■ **Work to complete**: Reproduce all the entries precisely.
━━ Records supplied
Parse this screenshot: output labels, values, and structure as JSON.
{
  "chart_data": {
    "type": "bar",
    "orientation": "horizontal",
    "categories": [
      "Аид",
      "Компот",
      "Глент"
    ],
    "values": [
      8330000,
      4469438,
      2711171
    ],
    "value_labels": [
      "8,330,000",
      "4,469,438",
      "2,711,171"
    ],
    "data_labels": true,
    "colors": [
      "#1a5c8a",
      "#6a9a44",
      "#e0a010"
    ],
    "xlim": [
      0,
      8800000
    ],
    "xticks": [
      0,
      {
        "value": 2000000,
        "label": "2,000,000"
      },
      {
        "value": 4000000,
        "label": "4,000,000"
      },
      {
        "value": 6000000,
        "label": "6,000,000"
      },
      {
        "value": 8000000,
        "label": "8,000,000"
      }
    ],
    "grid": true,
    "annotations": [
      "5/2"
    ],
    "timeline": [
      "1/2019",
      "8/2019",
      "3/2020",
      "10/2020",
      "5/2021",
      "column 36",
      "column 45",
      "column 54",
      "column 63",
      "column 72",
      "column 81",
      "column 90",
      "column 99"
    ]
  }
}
━━━━
■ **Output for this task**:
Parse this screenshot: output labels, values, and structure as JSON.
{
  "chart_data": {
    "type": "bar",
    "orientation": "horizontal",
    "categories": [
      "Аид",
      "Компот",
      "Глент"
    ],
    "values": [
      8330000,
      4469438,
      2711171
    ],
    "value_labels": [
      "8,330,000",
      "4,469,438",
      "2,711,171"
    ],
    "data_labels": true,
    "colors": [
      "#1a5c8a",
      "#6a9a44",
      "#e0a010"
    ],
    "xlim": [
      0,
      8800000
    ],
    "xticks": [
      0,
      {
        "value": 2000000,
        "label": "2,000,000"
      },
      {
        "value": 4000000,
        "label": "4,000,000"
      },
      {
        "value": 6000000,
        "label": "6,000,000"
      },
      {
        "value": 8000000,
        "label": "8,000,000"
      }
    ],
    "grid": true,
    "annotations": [
      "5/2"
    ],
    "timeline": [
      "1/2019",
      "8/2019",
      "3/2020",
      "10/2020",
      "5/2021",
      "column 36",
      "column 45",
      "column 54",
      "column 63",
      "column 72",
      "column 81",
      "column 90",
      "column 99"
    ]
  }
}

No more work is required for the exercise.